§ **STATED GOAL**: Print out each entry below exactly, please.

§ **RECORDS SHOWN**:
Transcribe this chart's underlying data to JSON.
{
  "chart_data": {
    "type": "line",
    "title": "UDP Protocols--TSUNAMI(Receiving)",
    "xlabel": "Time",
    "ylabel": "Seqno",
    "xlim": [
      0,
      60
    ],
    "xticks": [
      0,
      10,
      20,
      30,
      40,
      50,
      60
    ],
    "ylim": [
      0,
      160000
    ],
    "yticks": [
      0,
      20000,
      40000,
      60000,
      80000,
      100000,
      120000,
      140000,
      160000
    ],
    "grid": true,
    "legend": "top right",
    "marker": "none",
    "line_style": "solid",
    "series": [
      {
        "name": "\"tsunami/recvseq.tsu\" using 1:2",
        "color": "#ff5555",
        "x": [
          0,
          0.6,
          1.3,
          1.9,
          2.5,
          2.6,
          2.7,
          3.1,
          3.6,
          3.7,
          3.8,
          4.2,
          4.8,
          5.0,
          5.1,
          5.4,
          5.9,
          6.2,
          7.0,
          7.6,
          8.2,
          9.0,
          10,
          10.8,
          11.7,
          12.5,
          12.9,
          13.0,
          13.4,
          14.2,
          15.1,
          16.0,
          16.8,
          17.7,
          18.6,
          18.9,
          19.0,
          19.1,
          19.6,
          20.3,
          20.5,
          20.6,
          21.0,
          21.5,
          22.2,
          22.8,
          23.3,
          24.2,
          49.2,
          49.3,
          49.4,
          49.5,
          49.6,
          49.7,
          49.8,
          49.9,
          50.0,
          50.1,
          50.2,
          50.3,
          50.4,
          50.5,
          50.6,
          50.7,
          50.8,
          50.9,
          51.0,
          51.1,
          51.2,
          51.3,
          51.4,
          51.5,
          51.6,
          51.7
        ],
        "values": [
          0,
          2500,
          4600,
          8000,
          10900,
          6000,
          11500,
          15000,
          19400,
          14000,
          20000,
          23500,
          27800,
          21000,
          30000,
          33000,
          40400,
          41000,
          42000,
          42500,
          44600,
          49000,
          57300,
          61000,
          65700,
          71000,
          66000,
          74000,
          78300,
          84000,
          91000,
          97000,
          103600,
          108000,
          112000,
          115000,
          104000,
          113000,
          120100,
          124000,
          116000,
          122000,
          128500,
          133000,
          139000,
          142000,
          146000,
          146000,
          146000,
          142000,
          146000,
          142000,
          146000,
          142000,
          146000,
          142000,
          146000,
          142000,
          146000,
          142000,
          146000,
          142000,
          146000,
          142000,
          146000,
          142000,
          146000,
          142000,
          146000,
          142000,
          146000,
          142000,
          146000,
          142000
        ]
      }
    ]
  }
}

§ **WRITTEN ANSWER**:
Transcribe this chart's underlying data to JSON.
{
  "chart_data": {
    "type": "line",
    "title": "UDP Protocols--TSUNAMI(Receiving)",
    "xlabel": "Time",
    "ylabel": "Seqno",
    "xlim": [
      0,
      60
    ],
    "xticks": [
      0,
      10,
      20,
      30,
      40,
      50,
      60
    ],
    "ylim": [
      0,
      160000
    ],
    "yticks": [
      0,
      20000,
      40000,
      60000,
      80000,
      100000,
      120000,
      140000,
      160000
    ],
    "grid": true,
    "legend": "top right",
    "marker": "none",
    "line_style": "solid",
    "series": [
      {
        "name": "\"tsunami/recvseq.tsu\" using 1:2",
        "color": "#ff5555",
        "x": [
          0,
          0.6,
          1.3,
          1.9,
          2.5,
          2.6,
          2.7,
          3.1,
          3.6,
          3.7,
          3.8,
          4.2,
          4.8,
          5.0,
          5.1,
          5.4,
          5.9,
          6.2,
          7.0,
          7.6,
          8.2,
          9.0,
          10,
          10.8,
          11.7,
          12.5,
          12.9,
          13.0,
          13.4,
          14.2,
          15.1,
          16.0,
          16.8,
          17.7,
          18.6,
          18.9,
          19.0,
          19.1,
          19.6,
          20.3,
          20.5,
          20.6,
          21.0,
          21.5,
          22.2,
          22.8,
          23.3,
          24.2,
          49.2,
          49.3,
          49.4,
          49.5,
          49.6,
          49.7,
          49.8,
          49.9,
          50.0,
          50.1,
          50.2,
          50.3,
          50.4,
          50.5,
          50.6,
          50.7,
          50.8,
          50.9,
          51.0,
          51.1,
          51.2,
          51.3,
          51.4,
          51.5,
          51.6,
          51.7
        ],
        "values": [
          0,
          2500,
          4600,
          8000,
          10900,
          6000,
          11500,
          15000,
          19400,
          14000,
          20000,
          23500,
          27800,
          21000,
          30000,
          33000,
          40400,
          41000,
          42000,
          42500,
          44600,
          49000,
          57300,
          61000,
          65700,
          71000,
          66000,
          74000,
          78300,
          84000,
          91000,
          97000,
          103600,
          108000,
          112000,
          115000,
          104000,
          113000,
          120100,
          124000,
          116000,
          122000,
          128500,
          133000,
          139000,
          142000,
          146000,
          146000,
          146000,
          142000,
          146000,
          142000,
          146000,
          142000,
          146000,
          142000,
          146000,
          142000,
          146000,
          142000,
          146000,
          142000,
          146000,
          142000,
          146000,
          142000,
          146000,
          142000,
          146000,
          142000,
          146000,
          142000,
          146000,
          142000
        ]
      }
    ]
  }
}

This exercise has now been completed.